Go through the material and pull out every line with the string "duration" in it.

__EXTRACTED MATERIAL__.
★ ★ ★ ★

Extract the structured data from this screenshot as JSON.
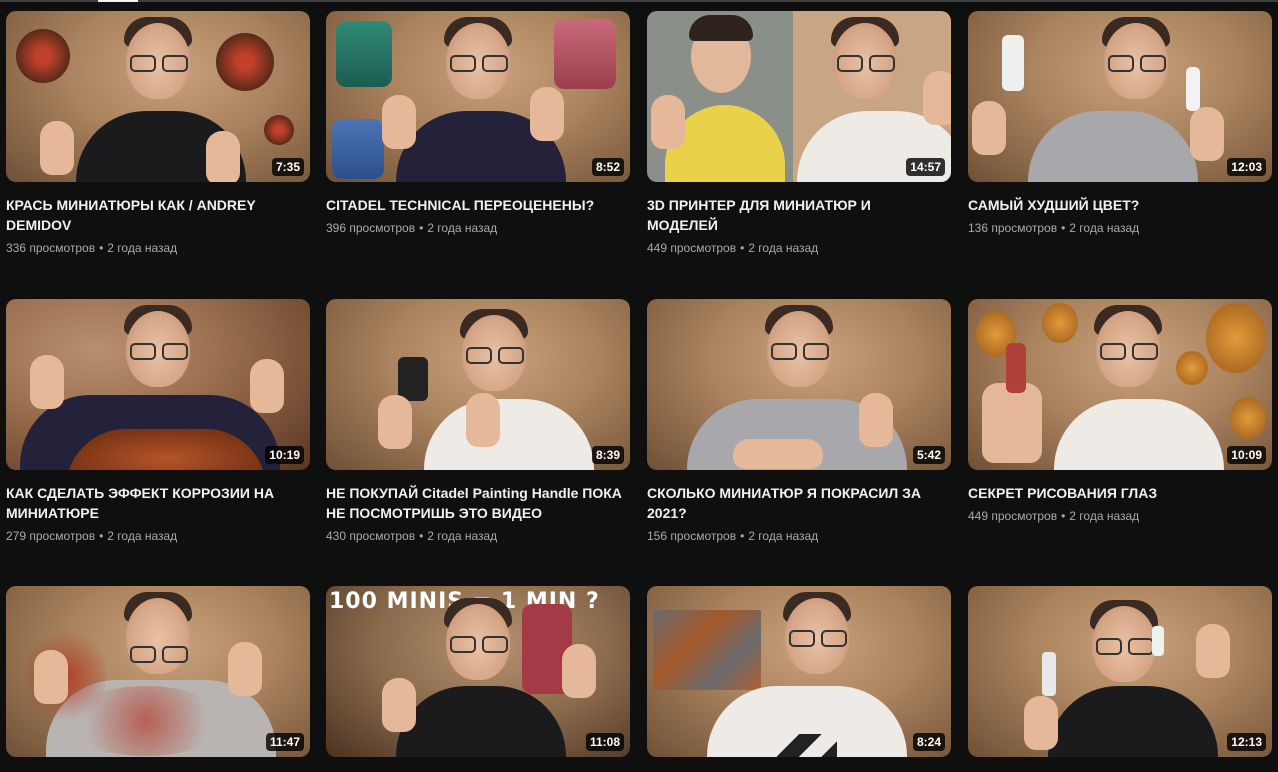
{
  "videos": [
    {
      "title": "КРАСЬ МИНИАТЮРЫ КАК / ANDREY DEMIDOV",
      "views": "336 просмотров",
      "age": "2 года назад",
      "duration": "7:35"
    },
    {
      "title": "CITADEL TECHNICAL ПЕРЕОЦЕНЕНЫ?",
      "views": "396 просмотров",
      "age": "2 года назад",
      "duration": "8:52"
    },
    {
      "title": "3D ПРИНТЕР ДЛЯ МИНИАТЮР И МОДЕЛЕЙ",
      "views": "449 просмотров",
      "age": "2 года назад",
      "duration": "14:57"
    },
    {
      "title": "САМЫЙ ХУДШИЙ ЦВЕТ?",
      "views": "136 просмотров",
      "age": "2 года назад",
      "duration": "12:03"
    },
    {
      "title": "КАК СДЕЛАТЬ ЭФФЕКТ КОРРОЗИИ НА МИНИАТЮРЕ",
      "views": "279 просмотров",
      "age": "2 года назад",
      "duration": "10:19"
    },
    {
      "title": "НЕ ПОКУПАЙ Citadel Painting Handle ПОКА НЕ ПОСМОТРИШЬ ЭТО ВИДЕО",
      "views": "430 просмотров",
      "age": "2 года назад",
      "duration": "8:39"
    },
    {
      "title": "СКОЛЬКО МИНИАТЮР Я ПОКРАСИЛ ЗА 2021?",
      "views": "156 просмотров",
      "age": "2 года назад",
      "duration": "5:42"
    },
    {
      "title": "СЕКРЕТ РИСОВАНИЯ ГЛАЗ",
      "views": "449 просмотров",
      "age": "2 года назад",
      "duration": "10:09"
    },
    {
      "title": "",
      "views": "",
      "age": "",
      "duration": "11:47"
    },
    {
      "title": "",
      "views": "",
      "age": "",
      "duration": "11:08",
      "thumb_text": "100 MINIS = 1 MIN ?"
    },
    {
      "title": "",
      "views": "",
      "age": "",
      "duration": "8:24"
    },
    {
      "title": "",
      "views": "",
      "age": "",
      "duration": "12:13"
    }
  ]
}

★ ★ ★ ★

__RESPONSE__.
      "duration": "7:35"
      "duration": "8:52"
      "duration": "14:57"
      "duration": "12:03"
      "duration": "10:19"
      "duration": "8:39"
      "duration": "5:42"
      "duration": "10:09"
      "duration": "11:47"
      "duration": "11:08",
      "duration": "8:24"
      "duration": "12:13"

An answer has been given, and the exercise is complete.